------ SUPPLIED MATERIAL

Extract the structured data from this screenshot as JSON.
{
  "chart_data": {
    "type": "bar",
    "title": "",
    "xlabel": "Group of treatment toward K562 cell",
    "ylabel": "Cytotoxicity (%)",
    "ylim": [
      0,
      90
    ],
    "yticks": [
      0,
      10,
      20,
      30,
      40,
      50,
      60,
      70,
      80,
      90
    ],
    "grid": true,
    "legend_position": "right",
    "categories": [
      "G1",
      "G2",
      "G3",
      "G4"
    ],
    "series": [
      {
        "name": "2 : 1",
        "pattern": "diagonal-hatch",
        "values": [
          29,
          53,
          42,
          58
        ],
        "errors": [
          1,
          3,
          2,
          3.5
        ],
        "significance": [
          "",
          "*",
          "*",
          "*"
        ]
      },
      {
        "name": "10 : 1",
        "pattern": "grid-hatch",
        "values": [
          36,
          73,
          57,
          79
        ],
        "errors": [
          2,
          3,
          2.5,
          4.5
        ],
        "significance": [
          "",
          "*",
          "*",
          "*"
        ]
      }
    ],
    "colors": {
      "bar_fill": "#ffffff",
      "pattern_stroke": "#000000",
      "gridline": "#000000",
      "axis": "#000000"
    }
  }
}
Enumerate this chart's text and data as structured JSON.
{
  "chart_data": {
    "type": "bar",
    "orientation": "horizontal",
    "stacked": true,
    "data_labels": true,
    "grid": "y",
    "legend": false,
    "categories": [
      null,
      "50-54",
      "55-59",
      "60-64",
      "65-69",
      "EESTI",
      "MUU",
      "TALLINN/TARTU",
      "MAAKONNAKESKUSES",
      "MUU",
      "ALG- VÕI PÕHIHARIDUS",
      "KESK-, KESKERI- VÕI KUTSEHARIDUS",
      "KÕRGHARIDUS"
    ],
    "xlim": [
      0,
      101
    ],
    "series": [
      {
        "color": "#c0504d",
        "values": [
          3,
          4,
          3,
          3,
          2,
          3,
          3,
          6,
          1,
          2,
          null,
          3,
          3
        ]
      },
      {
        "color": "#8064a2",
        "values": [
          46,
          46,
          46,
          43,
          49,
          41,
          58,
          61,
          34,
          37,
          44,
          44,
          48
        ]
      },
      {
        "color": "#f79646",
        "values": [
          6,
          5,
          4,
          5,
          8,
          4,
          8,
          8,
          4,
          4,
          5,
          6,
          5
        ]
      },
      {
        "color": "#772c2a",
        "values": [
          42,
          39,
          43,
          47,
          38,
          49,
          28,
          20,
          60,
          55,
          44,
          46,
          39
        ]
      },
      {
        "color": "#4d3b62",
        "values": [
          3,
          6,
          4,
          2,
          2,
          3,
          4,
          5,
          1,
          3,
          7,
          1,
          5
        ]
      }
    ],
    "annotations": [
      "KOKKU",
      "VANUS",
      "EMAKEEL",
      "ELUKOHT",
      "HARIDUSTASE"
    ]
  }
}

------------
------ SUPPLIED MATERIAL

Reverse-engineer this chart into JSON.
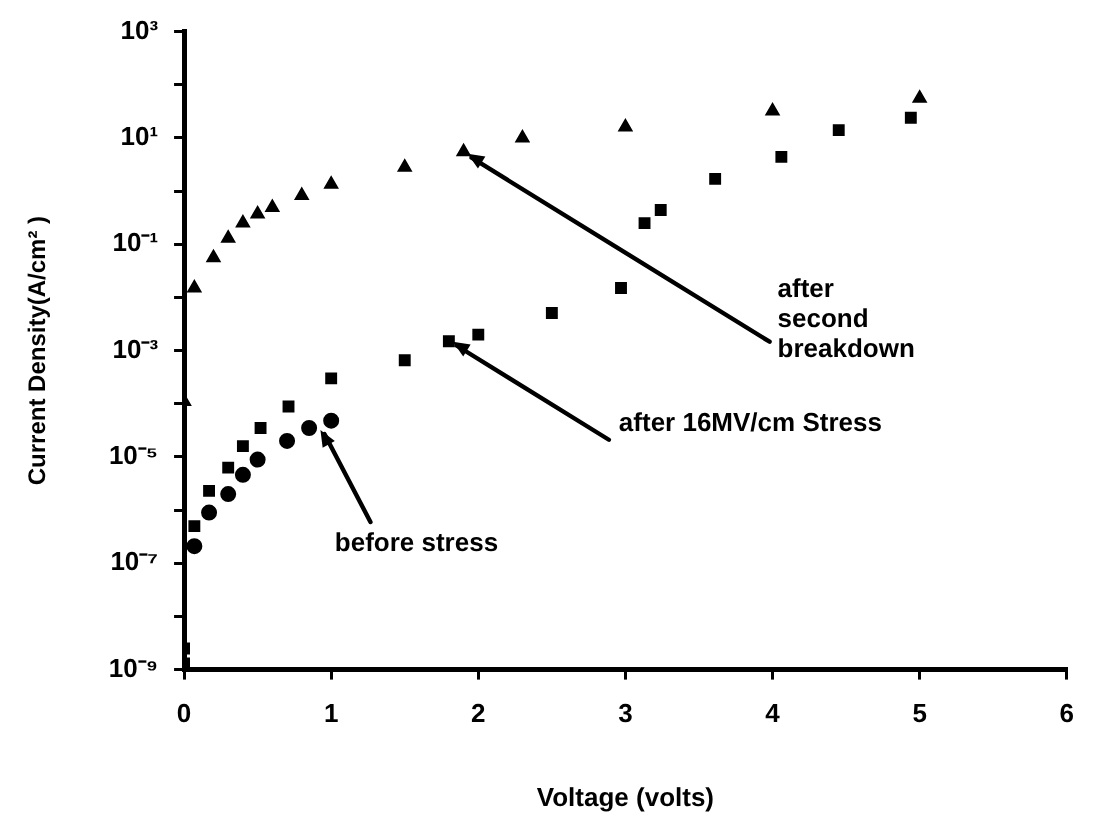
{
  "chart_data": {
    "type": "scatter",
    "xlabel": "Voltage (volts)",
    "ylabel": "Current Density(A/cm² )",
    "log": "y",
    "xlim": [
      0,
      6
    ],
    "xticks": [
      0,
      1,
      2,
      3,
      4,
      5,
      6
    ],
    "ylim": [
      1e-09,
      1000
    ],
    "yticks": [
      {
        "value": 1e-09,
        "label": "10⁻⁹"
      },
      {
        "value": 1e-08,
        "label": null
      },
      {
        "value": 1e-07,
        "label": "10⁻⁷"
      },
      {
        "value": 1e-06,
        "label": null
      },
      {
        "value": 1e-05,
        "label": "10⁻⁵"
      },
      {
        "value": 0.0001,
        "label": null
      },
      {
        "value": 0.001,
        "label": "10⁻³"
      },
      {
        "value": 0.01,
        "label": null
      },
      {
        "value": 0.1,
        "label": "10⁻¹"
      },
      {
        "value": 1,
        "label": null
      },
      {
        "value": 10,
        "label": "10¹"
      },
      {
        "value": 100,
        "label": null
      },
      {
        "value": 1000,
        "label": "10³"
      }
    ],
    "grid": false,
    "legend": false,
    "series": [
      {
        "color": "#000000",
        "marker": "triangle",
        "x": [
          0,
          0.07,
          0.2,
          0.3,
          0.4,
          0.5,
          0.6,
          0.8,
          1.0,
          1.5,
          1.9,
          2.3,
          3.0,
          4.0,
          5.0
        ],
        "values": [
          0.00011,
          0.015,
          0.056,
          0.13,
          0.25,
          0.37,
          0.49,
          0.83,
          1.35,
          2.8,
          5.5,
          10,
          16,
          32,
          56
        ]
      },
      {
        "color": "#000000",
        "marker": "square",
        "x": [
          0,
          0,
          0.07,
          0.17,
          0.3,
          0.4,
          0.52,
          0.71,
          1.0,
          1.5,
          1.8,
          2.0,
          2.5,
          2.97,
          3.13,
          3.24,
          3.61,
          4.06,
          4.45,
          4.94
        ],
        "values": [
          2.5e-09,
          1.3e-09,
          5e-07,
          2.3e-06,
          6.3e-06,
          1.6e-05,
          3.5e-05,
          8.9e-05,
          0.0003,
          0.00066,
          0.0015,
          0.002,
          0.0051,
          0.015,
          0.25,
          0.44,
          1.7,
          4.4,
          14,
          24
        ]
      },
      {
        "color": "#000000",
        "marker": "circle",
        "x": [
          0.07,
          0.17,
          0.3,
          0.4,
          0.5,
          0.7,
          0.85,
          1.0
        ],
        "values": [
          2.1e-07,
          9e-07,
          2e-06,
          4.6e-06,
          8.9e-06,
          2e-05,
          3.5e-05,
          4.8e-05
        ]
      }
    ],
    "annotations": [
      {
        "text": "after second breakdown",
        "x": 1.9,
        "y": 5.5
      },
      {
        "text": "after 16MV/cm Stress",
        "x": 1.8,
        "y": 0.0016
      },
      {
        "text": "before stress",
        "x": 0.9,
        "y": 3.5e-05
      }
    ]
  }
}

------------

Search the records for the string "marker" and return every line in which it occurs.

        "marker": "triangle",
        "marker": "square",
        "marker": "circle",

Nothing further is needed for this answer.